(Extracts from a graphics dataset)
---*---
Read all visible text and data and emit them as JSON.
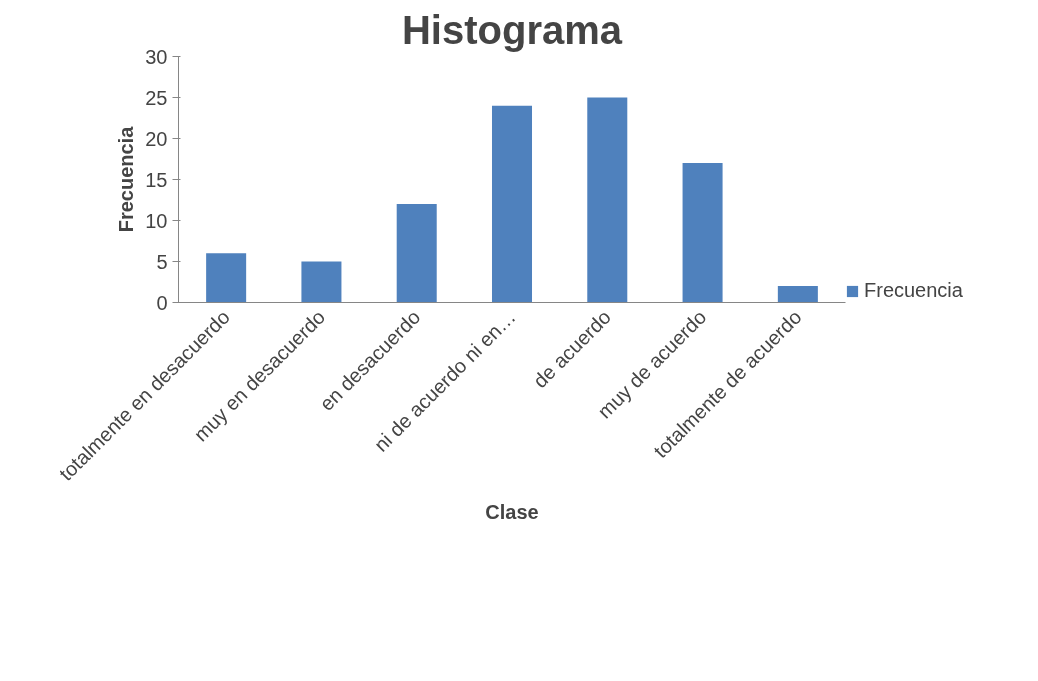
{
  "chart_data": {
    "type": "bar",
    "title": "Histograma",
    "xlabel": "Clase",
    "ylabel": "Frecuencia",
    "categories": [
      "totalmente en desacuerdo",
      "muy en desacuerdo",
      "en desacuerdo",
      "ni de acuerdo ni en…",
      "de acuerdo",
      "muy de acuerdo",
      "totalmente de acuerdo"
    ],
    "series": [
      {
        "name": "Frecuencia",
        "color": "#4f81bd",
        "values": [
          6,
          5,
          12,
          24,
          25,
          17,
          2
        ]
      }
    ],
    "ylim": [
      0,
      30
    ],
    "yticks": [
      0,
      5,
      10,
      15,
      20,
      25,
      30
    ],
    "grid": false,
    "legend": "right"
  }
}
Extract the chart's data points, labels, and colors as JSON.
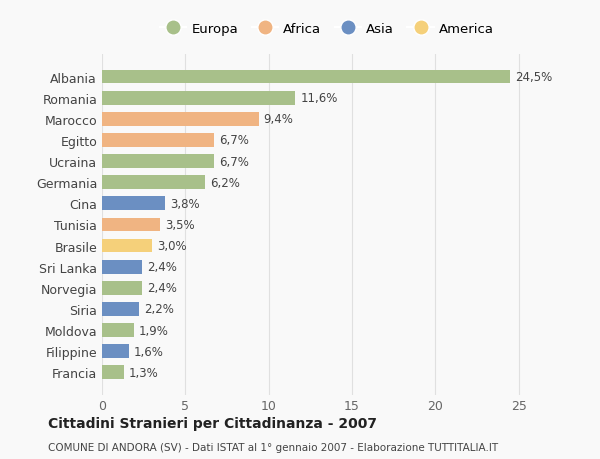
{
  "countries": [
    "Albania",
    "Romania",
    "Marocco",
    "Egitto",
    "Ucraina",
    "Germania",
    "Cina",
    "Tunisia",
    "Brasile",
    "Sri Lanka",
    "Norvegia",
    "Siria",
    "Moldova",
    "Filippine",
    "Francia"
  ],
  "values": [
    24.5,
    11.6,
    9.4,
    6.7,
    6.7,
    6.2,
    3.8,
    3.5,
    3.0,
    2.4,
    2.4,
    2.2,
    1.9,
    1.6,
    1.3
  ],
  "labels": [
    "24,5%",
    "11,6%",
    "9,4%",
    "6,7%",
    "6,7%",
    "6,2%",
    "3,8%",
    "3,5%",
    "3,0%",
    "2,4%",
    "2,4%",
    "2,2%",
    "1,9%",
    "1,6%",
    "1,3%"
  ],
  "continents": [
    "Europa",
    "Europa",
    "Africa",
    "Africa",
    "Europa",
    "Europa",
    "Asia",
    "Africa",
    "America",
    "Asia",
    "Europa",
    "Asia",
    "Europa",
    "Asia",
    "Europa"
  ],
  "colors": {
    "Europa": "#a8c08a",
    "Africa": "#f0b482",
    "Asia": "#6b8fc2",
    "America": "#f5d07a"
  },
  "legend_order": [
    "Europa",
    "Africa",
    "Asia",
    "America"
  ],
  "title": "Cittadini Stranieri per Cittadinanza - 2007",
  "subtitle": "COMUNE DI ANDORA (SV) - Dati ISTAT al 1° gennaio 2007 - Elaborazione TUTTITALIA.IT",
  "xlim": [
    0,
    27
  ],
  "xticks": [
    0,
    5,
    10,
    15,
    20,
    25
  ],
  "background_color": "#f9f9f9",
  "grid_color": "#e0e0e0"
}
---*---
REQUIREMENT: Restate every record exactly, please; do not copy the pictures.

THE SOLUTION:
Read all visible text and data and emit them as JSON.
{
  "chart_data": {
    "type": "bar",
    "title": "Histograma",
    "xlabel": "Clase",
    "ylabel": "Frecuencia",
    "categories": [
      "totalmente en desacuerdo",
      "muy en desacuerdo",
      "en desacuerdo",
      "ni de acuerdo ni en…",
      "de acuerdo",
      "muy de acuerdo",
      "totalmente de acuerdo"
    ],
    "series": [
      {
        "name": "Frecuencia",
        "color": "#4f81bd",
        "values": [
          6,
          5,
          12,
          24,
          25,
          17,
          2
        ]
      }
    ],
    "ylim": [
      0,
      30
    ],
    "yticks": [
      0,
      5,
      10,
      15,
      20,
      25,
      30
    ],
    "grid": false,
    "legend": "right"
  }
}
Extract the chart's data points, labels, and colors as JSON.
{
  "countries": [
    "Albania",
    "Romania",
    "Marocco",
    "Egitto",
    "Ucraina",
    "Germania",
    "Cina",
    "Tunisia",
    "Brasile",
    "Sri Lanka",
    "Norvegia",
    "Siria",
    "Moldova",
    "Filippine",
    "Francia"
  ],
  "values": [
    24.5,
    11.6,
    9.4,
    6.7,
    6.7,
    6.2,
    3.8,
    3.5,
    3.0,
    2.4,
    2.4,
    2.2,
    1.9,
    1.6,
    1.3
  ],
  "labels": [
    "24,5%",
    "11,6%",
    "9,4%",
    "6,7%",
    "6,7%",
    "6,2%",
    "3,8%",
    "3,5%",
    "3,0%",
    "2,4%",
    "2,4%",
    "2,2%",
    "1,9%",
    "1,6%",
    "1,3%"
  ],
  "continents": [
    "Europa",
    "Europa",
    "Africa",
    "Africa",
    "Europa",
    "Europa",
    "Asia",
    "Africa",
    "America",
    "Asia",
    "Europa",
    "Asia",
    "Europa",
    "Asia",
    "Europa"
  ],
  "colors": {
    "Europa": "#a8c08a",
    "Africa": "#f0b482",
    "Asia": "#6b8fc2",
    "America": "#f5d07a"
  },
  "legend_order": [
    "Europa",
    "Africa",
    "Asia",
    "America"
  ],
  "title": "Cittadini Stranieri per Cittadinanza - 2007",
  "subtitle": "COMUNE DI ANDORA (SV) - Dati ISTAT al 1° gennaio 2007 - Elaborazione TUTTITALIA.IT",
  "xlim": [
    0,
    27
  ],
  "xticks": [
    0,
    5,
    10,
    15,
    20,
    25
  ],
  "background_color": "#f9f9f9",
  "grid_color": "#e0e0e0"
}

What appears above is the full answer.